• Given information:
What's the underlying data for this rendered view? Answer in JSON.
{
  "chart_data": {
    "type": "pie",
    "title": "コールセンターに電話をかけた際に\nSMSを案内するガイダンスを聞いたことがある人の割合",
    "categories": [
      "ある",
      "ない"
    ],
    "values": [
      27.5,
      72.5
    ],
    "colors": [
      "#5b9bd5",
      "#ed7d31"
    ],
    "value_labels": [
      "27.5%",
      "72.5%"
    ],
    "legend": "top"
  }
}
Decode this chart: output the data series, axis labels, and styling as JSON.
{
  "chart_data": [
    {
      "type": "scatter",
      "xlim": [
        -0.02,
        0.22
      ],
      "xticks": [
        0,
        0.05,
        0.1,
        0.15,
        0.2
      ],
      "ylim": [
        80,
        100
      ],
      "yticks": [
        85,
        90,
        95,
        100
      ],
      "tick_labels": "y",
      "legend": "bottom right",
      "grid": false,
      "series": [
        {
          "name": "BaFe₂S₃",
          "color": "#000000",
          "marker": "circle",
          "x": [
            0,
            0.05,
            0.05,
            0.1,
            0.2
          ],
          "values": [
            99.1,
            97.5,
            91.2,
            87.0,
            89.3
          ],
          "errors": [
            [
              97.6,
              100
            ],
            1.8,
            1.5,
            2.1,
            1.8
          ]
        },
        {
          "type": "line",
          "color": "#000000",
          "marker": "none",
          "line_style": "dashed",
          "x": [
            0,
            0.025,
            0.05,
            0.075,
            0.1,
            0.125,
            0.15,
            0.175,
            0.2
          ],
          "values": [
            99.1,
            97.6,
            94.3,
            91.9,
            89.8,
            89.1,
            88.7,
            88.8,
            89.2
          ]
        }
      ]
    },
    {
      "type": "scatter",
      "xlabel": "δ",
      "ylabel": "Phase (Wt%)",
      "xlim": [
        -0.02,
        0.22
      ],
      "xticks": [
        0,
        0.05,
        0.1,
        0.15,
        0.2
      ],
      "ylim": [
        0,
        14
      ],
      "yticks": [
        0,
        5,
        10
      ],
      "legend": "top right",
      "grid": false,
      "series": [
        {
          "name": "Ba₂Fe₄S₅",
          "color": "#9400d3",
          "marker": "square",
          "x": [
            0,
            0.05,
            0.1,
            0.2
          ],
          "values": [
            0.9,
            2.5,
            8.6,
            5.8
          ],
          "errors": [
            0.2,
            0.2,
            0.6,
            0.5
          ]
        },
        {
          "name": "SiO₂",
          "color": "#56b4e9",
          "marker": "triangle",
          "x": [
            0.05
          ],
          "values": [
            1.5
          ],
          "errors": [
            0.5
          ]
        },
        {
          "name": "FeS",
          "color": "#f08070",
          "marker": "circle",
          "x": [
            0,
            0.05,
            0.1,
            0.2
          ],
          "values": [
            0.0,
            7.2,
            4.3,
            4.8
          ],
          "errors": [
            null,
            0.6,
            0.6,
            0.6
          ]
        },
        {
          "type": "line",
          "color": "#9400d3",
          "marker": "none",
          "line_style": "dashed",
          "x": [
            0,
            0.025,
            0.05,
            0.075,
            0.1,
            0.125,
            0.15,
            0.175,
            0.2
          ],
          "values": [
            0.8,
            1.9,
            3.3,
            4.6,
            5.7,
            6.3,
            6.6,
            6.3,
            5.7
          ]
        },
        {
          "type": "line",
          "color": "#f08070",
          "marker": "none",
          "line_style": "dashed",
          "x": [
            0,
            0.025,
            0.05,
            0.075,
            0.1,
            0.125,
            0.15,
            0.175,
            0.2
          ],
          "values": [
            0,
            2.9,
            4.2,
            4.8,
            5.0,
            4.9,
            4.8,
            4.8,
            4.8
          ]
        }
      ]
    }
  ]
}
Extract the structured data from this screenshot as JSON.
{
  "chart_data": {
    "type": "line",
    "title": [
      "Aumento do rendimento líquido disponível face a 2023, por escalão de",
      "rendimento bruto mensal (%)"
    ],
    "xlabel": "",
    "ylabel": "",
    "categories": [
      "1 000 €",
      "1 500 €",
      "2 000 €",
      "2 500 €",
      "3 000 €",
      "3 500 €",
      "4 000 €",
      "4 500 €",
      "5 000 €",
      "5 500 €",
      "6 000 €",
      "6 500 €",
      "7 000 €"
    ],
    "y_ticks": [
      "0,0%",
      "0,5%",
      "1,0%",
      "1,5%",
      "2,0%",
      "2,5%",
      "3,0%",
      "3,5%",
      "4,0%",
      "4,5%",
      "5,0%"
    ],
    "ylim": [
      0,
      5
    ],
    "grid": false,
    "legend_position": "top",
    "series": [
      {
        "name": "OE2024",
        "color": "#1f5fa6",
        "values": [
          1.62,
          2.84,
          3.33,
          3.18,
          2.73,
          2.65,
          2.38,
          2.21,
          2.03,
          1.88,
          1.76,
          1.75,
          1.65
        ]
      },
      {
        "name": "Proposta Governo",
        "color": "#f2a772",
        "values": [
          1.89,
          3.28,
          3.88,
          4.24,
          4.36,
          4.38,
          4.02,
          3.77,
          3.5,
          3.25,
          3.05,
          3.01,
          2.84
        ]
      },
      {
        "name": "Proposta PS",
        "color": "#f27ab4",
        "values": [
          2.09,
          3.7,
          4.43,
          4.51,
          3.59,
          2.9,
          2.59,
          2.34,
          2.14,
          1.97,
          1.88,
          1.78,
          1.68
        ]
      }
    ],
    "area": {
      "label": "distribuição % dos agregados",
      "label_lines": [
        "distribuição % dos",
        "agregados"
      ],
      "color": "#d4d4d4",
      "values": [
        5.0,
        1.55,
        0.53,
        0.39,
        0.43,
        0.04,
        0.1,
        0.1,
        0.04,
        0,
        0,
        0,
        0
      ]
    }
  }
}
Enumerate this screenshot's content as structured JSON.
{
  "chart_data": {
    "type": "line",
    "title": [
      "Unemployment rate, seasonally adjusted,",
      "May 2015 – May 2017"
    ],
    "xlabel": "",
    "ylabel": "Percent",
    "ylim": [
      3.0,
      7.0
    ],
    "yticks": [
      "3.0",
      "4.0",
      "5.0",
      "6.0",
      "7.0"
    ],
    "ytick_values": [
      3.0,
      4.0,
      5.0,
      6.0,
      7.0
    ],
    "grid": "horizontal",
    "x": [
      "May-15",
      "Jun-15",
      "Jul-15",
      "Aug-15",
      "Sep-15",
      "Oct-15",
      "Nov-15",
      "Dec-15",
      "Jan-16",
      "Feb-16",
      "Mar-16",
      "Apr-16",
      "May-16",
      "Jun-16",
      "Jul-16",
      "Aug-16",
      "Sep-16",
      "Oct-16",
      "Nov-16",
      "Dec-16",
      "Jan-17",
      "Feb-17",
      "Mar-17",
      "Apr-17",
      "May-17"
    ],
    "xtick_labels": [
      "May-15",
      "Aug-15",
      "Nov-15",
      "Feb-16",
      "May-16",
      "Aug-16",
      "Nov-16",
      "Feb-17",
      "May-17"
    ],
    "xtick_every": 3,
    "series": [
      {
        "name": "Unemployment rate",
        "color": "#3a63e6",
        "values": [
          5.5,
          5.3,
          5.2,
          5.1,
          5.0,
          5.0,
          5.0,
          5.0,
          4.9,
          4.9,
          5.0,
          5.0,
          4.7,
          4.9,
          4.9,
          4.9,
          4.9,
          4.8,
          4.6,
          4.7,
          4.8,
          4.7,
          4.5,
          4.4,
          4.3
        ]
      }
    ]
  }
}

• Brief:
Copy each line of the preceding data that contains the string "ylabel".

• Expected output:
      "ylabel": "Phase (Wt%)",
    "ylabel": "",
    "ylabel": "Percent",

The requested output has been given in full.